### THE PROBLEM
Isolate every line in the records below with "JSON" in it.

### AVAILABLE DATA
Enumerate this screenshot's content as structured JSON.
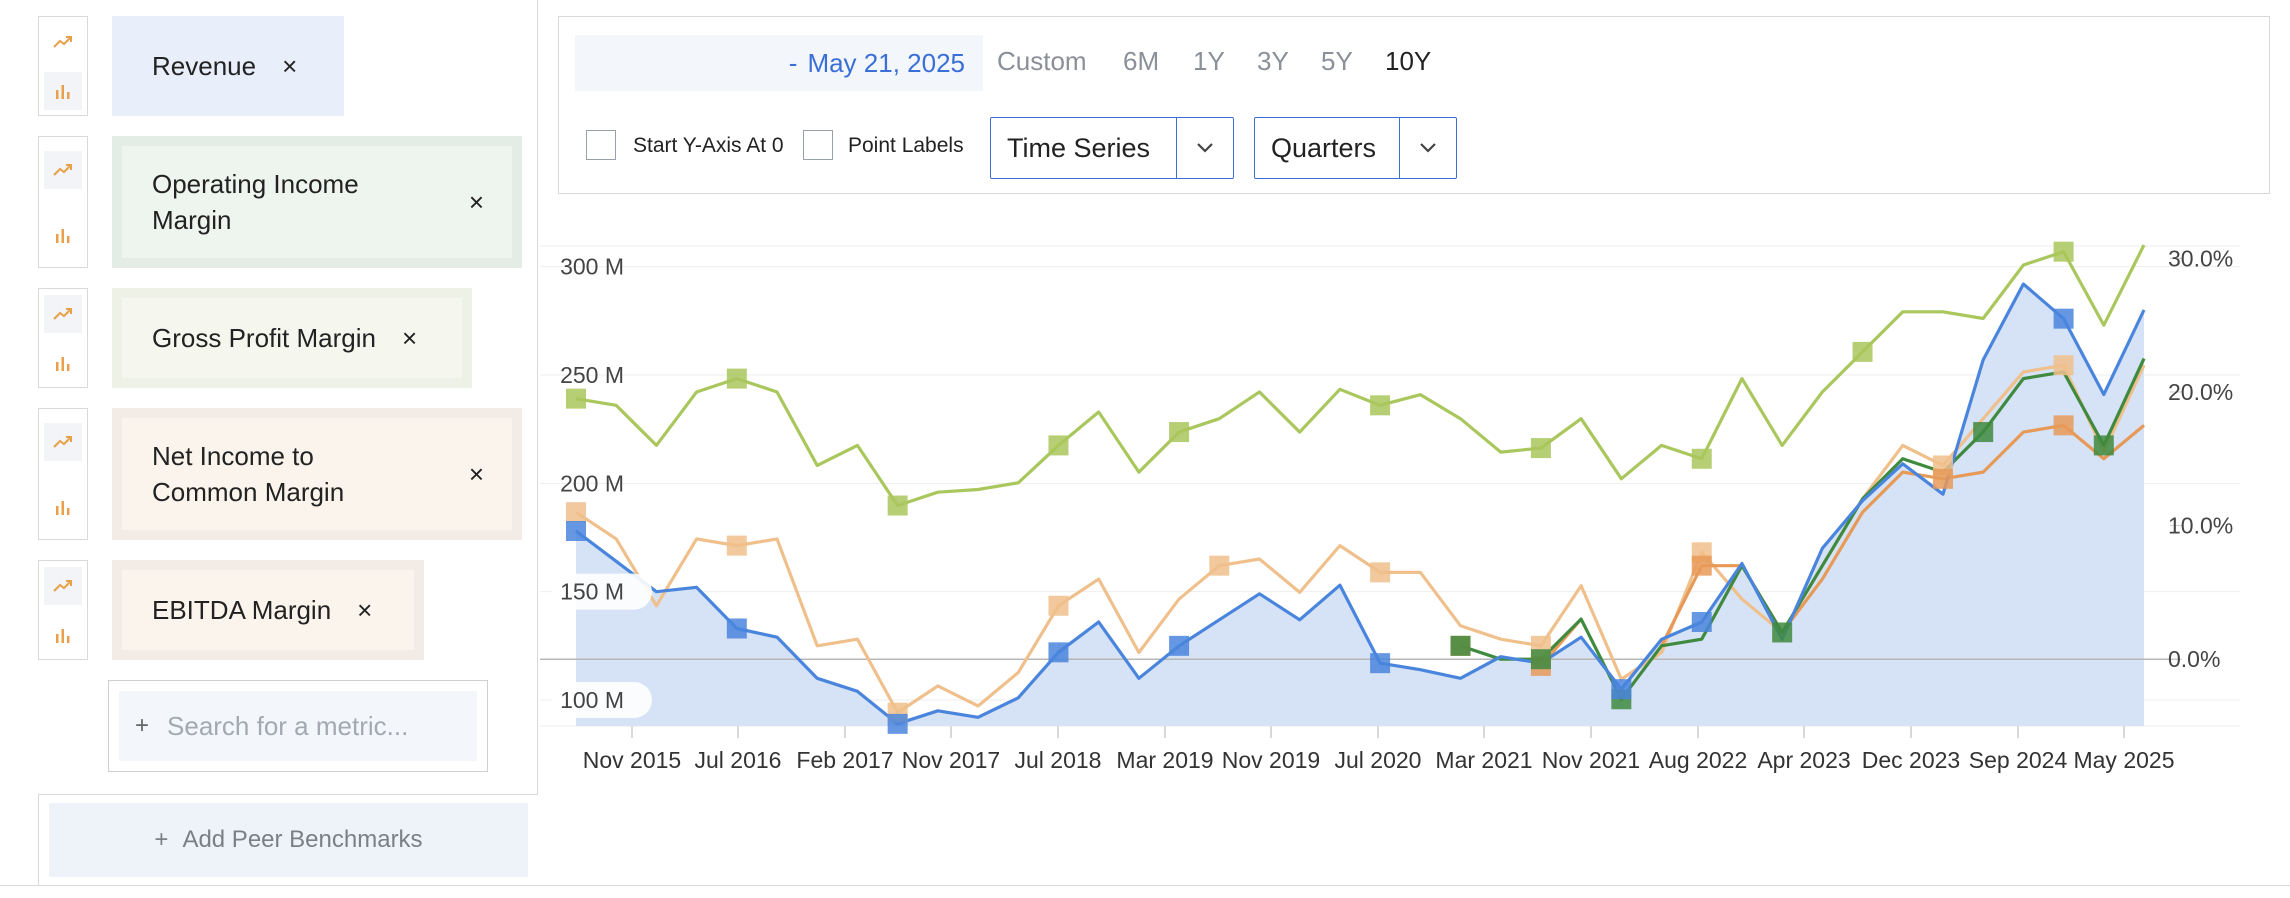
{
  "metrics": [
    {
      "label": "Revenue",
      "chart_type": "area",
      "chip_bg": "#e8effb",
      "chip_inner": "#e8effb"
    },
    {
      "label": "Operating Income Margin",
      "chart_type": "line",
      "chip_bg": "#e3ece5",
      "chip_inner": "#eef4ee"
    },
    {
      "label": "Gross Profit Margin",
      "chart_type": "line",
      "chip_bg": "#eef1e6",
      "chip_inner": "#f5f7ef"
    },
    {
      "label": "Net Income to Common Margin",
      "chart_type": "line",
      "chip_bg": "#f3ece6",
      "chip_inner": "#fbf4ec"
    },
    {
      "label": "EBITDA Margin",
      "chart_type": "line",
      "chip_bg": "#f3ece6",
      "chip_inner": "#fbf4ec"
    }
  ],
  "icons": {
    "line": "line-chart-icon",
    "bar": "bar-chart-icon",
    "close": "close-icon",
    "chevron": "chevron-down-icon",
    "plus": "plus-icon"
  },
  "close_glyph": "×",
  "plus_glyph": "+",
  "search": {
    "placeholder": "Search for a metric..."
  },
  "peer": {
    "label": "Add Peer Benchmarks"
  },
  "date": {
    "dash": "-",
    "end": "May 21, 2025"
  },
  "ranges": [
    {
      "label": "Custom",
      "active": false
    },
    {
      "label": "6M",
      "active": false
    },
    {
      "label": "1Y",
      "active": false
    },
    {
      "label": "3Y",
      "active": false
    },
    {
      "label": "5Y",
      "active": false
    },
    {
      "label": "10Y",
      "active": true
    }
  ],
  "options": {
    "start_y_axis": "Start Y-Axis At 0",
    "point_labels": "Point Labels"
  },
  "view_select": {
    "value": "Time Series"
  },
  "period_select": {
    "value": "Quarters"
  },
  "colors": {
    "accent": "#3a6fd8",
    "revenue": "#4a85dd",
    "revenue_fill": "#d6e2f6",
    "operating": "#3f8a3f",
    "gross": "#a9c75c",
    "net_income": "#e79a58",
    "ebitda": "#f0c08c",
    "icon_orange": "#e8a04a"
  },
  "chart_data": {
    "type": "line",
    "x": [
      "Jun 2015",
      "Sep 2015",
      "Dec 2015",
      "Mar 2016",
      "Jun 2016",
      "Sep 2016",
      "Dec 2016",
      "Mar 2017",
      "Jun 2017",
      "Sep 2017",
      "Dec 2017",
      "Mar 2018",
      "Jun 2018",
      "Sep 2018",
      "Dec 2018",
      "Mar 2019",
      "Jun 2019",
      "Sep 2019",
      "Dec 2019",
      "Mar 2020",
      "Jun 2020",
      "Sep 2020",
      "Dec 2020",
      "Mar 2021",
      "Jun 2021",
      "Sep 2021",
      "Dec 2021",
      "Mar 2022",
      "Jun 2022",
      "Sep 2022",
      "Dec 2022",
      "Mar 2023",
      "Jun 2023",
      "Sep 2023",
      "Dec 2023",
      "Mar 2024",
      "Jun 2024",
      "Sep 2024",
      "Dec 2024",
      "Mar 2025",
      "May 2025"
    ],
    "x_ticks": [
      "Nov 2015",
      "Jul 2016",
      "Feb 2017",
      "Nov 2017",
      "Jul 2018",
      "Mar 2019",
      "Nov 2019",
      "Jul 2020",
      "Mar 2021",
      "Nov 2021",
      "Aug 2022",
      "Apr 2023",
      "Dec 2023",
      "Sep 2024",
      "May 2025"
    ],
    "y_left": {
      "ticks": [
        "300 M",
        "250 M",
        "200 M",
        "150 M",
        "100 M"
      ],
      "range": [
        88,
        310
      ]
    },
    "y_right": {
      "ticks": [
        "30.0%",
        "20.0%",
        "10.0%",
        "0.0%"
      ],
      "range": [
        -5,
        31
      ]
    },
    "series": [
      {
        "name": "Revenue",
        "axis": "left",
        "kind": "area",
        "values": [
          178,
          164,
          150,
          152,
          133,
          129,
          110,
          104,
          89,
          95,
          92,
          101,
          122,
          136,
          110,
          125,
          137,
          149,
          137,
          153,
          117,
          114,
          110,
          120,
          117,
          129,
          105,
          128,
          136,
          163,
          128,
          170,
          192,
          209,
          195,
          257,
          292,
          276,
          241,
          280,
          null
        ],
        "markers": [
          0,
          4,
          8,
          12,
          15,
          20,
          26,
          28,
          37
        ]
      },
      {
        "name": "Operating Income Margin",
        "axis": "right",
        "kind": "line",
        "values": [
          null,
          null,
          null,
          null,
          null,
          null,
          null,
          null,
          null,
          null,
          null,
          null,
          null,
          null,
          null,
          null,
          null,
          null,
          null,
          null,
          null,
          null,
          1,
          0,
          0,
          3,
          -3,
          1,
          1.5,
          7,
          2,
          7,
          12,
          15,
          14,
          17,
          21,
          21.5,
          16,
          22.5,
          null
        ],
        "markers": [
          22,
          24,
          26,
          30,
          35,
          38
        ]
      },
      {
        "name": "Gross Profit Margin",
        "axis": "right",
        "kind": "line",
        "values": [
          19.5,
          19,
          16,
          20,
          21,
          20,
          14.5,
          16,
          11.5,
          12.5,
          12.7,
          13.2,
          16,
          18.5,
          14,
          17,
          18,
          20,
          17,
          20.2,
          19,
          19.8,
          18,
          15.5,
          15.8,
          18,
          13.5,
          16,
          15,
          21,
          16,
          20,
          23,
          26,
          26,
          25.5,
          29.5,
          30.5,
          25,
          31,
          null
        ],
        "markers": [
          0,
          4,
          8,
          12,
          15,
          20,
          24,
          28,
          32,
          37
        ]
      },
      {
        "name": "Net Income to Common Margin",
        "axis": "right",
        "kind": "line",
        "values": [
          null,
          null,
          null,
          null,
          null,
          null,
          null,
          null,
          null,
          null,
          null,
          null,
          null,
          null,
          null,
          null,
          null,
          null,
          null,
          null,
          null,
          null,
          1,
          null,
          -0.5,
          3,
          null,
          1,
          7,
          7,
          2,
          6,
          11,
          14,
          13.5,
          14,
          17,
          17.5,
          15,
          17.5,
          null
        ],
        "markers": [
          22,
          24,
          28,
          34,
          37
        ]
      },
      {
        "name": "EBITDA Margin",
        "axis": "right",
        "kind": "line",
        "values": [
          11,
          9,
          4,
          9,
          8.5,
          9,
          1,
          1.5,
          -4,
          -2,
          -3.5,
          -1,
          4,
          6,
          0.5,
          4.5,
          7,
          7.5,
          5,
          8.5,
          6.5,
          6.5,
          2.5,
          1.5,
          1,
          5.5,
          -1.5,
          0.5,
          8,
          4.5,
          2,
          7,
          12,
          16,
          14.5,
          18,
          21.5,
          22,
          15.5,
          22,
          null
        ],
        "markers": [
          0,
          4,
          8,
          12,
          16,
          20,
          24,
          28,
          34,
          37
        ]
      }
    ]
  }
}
--
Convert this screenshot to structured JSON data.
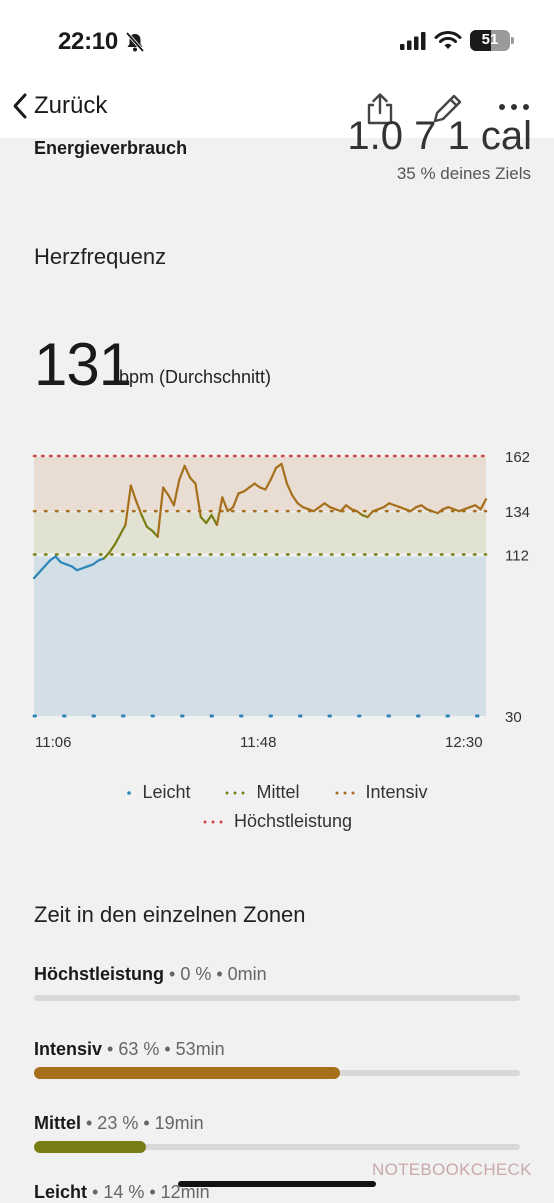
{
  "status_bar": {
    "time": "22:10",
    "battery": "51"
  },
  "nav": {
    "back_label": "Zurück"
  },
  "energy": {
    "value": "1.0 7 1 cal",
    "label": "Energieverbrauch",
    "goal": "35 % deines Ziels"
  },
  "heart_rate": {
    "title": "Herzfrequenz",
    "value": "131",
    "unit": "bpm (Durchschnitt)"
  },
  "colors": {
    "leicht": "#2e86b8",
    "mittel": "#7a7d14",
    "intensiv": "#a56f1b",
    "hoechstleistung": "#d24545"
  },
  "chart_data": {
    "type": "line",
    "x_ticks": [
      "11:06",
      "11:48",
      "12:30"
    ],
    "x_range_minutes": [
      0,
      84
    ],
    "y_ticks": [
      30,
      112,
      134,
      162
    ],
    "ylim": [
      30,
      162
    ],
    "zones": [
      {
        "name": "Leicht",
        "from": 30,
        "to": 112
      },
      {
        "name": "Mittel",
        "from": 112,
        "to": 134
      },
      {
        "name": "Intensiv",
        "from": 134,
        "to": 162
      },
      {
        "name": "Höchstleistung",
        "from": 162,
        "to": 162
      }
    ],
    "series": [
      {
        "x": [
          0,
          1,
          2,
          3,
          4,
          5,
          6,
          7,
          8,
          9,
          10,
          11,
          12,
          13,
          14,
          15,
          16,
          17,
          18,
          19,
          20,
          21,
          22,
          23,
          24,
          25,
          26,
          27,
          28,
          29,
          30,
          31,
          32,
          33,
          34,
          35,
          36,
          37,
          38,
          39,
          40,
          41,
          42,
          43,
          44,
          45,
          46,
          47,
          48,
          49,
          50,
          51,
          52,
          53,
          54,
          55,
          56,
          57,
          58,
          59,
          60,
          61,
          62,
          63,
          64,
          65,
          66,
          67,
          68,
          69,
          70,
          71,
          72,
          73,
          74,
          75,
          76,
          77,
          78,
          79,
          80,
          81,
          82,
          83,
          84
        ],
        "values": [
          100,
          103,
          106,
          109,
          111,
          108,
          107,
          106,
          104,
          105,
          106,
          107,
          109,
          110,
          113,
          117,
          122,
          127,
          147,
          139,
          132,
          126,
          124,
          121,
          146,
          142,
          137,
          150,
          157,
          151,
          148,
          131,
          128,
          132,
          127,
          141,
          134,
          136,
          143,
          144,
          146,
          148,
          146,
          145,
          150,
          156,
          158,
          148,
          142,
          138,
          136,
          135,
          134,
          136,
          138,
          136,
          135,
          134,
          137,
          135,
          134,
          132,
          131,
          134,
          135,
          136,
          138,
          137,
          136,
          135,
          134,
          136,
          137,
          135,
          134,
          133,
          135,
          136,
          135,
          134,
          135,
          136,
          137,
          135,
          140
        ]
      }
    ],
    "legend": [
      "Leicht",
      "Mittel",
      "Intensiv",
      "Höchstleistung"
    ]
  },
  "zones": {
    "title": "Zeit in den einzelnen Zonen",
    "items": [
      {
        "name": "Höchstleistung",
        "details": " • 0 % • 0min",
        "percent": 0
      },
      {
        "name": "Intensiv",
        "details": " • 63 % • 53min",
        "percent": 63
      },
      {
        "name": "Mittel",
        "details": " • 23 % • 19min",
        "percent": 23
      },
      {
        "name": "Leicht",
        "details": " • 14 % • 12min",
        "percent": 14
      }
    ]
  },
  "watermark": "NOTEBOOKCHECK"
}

### WRITTEN REPLY
Enumerate this screenshot's content as structured JSON.
Convert this screenshot to structured JSON data.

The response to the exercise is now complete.